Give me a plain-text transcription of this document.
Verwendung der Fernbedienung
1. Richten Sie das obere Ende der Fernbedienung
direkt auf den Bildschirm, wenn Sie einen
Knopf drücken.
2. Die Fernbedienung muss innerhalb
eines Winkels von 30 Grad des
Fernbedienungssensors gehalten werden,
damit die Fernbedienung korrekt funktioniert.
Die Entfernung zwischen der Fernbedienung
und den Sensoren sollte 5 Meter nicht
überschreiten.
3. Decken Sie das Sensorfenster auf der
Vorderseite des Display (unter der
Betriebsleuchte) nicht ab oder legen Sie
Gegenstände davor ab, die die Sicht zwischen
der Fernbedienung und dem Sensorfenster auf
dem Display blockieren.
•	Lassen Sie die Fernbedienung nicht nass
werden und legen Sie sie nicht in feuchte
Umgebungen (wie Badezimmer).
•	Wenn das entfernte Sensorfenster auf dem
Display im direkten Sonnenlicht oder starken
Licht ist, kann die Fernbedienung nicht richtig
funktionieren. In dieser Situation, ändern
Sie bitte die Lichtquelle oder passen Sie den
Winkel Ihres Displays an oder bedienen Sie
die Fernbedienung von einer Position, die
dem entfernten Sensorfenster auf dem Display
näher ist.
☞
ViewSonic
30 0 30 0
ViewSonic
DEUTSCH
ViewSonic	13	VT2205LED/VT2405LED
^^^^^^^^^^^^^^^^
STATED EXERCISE:
Reproduce each entry above exactly, keeping every word.

WRITTEN SOLUTION:
Give me a plain-text transcription of this document.
Verwendung der Fernbedienung
1. Richten Sie das obere Ende der Fernbedienung
direkt auf den Bildschirm, wenn Sie einen
Knopf drücken.
2. Die Fernbedienung muss innerhalb
eines Winkels von 30 Grad des
Fernbedienungssensors gehalten werden,
damit die Fernbedienung korrekt funktioniert.
Die Entfernung zwischen der Fernbedienung
und den Sensoren sollte 5 Meter nicht
überschreiten.
3. Decken Sie das Sensorfenster auf der
Vorderseite des Display (unter der
Betriebsleuchte) nicht ab oder legen Sie
Gegenstände davor ab, die die Sicht zwischen
der Fernbedienung und dem Sensorfenster auf
dem Display blockieren.
•	Lassen Sie die Fernbedienung nicht nass
werden und legen Sie sie nicht in feuchte
Umgebungen (wie Badezimmer).
•	Wenn das entfernte Sensorfenster auf dem
Display im direkten Sonnenlicht oder starken
Licht ist, kann die Fernbedienung nicht richtig
funktionieren. In dieser Situation, ändern
Sie bitte die Lichtquelle oder passen Sie den
Winkel Ihres Displays an oder bedienen Sie
die Fernbedienung von einer Position, die
dem entfernten Sensorfenster auf dem Display
näher ist.
☞
ViewSonic
30 0 30 0
ViewSonic
DEUTSCH
ViewSonic	13	VT2205LED/VT2405LED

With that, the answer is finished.